▶ _Selected text_:
= = = =
Court Opinion

ID: 7843400
Source: CourtListenerOpinion
Date Created: 2022-09-08 17:05:34.70985+00
Date Added: 2024-06-11T16:20:35.454090
License: Public Domain

Berdon, J.,
dissenting. I agree with the dissenting opinion of Justice Katz that the search warrant in this case was invalid. In view of this court’s decisions in J. C. Penney Properties, Inc. v. Peter M. Santella Co., 210 Conn. 511, 555 A.2d 990 (1989), and Red Rooster Construction Co. v. River Associates, Inc., 224 Conn. 563, 620 A.2d 118 (1993), the reasoning of the majority eludes me.
= = = =
▶ _Task item 1_:
In the court opinion, reproduce everything from "Court Opinion" down to "majority eludes me.", substituting "defective" for "invalid".
▶ _Task item 2_:
Answer these questions about the court opinion:
(a) Under what license is the court opinion listed?
(b) Whose dissenting opinion does Berdon agree with?
(c) In what year was J. C. Penney Properties, Inc. v. Peter M. Santella Co. decided?
▶ _Task item 3_:
Continue the court opinion from its final sentence onward.

▶ _Dataset excerpts_:
= = = =
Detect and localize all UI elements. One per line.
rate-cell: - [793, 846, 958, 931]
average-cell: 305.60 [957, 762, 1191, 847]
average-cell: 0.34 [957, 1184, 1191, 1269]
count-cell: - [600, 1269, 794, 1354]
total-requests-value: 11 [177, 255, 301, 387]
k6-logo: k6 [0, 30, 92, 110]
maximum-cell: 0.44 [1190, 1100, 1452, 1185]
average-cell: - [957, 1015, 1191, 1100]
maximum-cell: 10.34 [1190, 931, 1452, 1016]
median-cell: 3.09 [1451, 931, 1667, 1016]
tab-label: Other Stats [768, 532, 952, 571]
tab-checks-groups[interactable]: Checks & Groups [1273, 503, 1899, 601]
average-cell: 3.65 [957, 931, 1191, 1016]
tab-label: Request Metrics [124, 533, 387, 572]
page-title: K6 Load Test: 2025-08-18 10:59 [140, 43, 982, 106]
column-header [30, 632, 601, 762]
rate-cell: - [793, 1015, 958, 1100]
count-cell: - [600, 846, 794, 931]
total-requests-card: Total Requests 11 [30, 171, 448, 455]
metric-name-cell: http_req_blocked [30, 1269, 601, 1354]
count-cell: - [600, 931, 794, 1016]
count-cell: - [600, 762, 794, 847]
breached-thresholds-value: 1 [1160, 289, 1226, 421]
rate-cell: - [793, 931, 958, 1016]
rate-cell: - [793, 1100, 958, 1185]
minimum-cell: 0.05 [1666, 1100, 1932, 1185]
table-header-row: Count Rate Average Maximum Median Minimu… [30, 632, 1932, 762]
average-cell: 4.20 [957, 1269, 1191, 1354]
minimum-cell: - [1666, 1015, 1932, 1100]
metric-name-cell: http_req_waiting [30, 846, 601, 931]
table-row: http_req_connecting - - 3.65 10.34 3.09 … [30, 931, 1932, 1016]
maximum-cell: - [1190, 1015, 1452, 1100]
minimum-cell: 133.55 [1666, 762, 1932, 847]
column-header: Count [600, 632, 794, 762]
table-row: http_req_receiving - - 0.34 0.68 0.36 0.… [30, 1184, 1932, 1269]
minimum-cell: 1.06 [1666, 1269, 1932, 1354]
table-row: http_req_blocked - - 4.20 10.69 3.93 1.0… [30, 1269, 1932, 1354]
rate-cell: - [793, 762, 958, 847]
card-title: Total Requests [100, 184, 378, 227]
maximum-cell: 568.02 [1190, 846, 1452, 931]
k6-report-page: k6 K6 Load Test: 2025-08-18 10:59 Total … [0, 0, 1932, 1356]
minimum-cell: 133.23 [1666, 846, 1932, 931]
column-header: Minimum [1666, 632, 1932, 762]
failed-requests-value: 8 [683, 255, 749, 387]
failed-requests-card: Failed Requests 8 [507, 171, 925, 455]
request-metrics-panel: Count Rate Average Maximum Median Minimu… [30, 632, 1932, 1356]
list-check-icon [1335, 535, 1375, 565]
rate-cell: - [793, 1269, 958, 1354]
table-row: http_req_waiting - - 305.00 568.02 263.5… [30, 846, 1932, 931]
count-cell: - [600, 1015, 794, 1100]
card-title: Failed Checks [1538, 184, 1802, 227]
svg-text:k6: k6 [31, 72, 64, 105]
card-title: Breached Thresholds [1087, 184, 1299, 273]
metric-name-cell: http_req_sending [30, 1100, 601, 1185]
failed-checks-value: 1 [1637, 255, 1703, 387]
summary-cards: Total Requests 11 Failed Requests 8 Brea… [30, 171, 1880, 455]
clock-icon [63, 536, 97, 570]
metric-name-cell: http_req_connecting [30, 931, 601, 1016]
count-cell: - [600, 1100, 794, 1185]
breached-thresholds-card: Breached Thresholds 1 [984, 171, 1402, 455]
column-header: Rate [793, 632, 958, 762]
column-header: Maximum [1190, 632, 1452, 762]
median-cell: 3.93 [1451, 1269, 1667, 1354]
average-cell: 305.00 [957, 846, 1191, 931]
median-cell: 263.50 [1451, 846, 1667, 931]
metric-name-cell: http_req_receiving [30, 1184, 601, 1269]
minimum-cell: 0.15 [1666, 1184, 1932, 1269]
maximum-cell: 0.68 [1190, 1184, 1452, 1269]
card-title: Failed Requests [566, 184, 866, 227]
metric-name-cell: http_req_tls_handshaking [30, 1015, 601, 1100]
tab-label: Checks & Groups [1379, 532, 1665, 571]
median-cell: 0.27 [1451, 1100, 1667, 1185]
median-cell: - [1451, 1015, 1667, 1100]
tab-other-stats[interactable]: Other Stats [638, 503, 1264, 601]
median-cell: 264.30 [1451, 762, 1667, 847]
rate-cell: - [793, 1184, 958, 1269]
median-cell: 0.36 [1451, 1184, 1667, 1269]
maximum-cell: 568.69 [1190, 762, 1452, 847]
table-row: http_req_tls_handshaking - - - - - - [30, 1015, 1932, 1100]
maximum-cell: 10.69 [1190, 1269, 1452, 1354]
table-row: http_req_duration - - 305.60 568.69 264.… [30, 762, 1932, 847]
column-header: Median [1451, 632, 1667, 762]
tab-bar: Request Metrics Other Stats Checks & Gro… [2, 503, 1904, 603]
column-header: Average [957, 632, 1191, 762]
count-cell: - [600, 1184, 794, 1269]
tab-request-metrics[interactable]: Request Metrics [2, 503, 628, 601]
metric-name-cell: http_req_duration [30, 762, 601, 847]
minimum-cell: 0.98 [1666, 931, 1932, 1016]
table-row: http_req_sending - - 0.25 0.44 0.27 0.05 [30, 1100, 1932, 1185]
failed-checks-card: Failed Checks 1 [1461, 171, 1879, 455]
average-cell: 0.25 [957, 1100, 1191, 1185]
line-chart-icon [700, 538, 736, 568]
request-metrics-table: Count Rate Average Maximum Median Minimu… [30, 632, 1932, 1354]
= = = =
▶ _Output 1_:
Court Opinion

ID: 7843400
Source: CourtListenerOpinion
Date Created: 2022-09-08 17:05:34.70985+00
Date Added: 2024-06-11T16:20:35.454090
License: Public Domain

Berdon, J.,
dissenting. I agree with the dissenting opinion of Justice Katz that the search warrant in this case was defective. In view of this court’s decisions in J. C. Penney Properties, Inc. v. Peter M. Santella Co., 210 Conn. 511, 555 A.2d 990 (1989), and Red Rooster Construction Co. v. River Associates, Inc., 224 Conn. 563, 620 A.2d 118 (1993), the reasoning of the majority eludes me.

▶ _Output 2_:
(a) Public Domain
(b) Justice Katz
(c) 1989

▶ _Output 3_:
In J. C. Penney Properties, Inc. v. Peter M. Santella Co., supra, 210 Conn. 512, 518, although the oath was administered to the lienor, there was, as in this case, no written recital of that fact and the court invalidated the lien. In Red Rooster Construction Co. v. River Associates, Inc., supra, 224 Conn. 577, 579, although the mechanic’s lien was signed by the lienor and the notary memorialized the lienor’s oath with a signature, the court held that the failure to conduct a formal ceremony was enough to invalidate the lien. This court in Red Rooster Construction Co. reaffirmed its reasoning in J. C. Penney Properties, Inc., as follows: “To validate a mechanic’s lien certificate without any evidence that the claimant performed some act or form of ceremony indicating that the claimant consciously undertook the obligation of an oath ‘would invite confusion, delay and uncertainty into an area where certainty and complete compliance with the statutory requirements are of paramount importance to inter*38ested parties and the general public.’ J. C. Penney Properties, Inc. v. Peter M. Santella Co., supra, 518.” Red Rooster Construction Co. v. River Associates, Inc., supra, 579.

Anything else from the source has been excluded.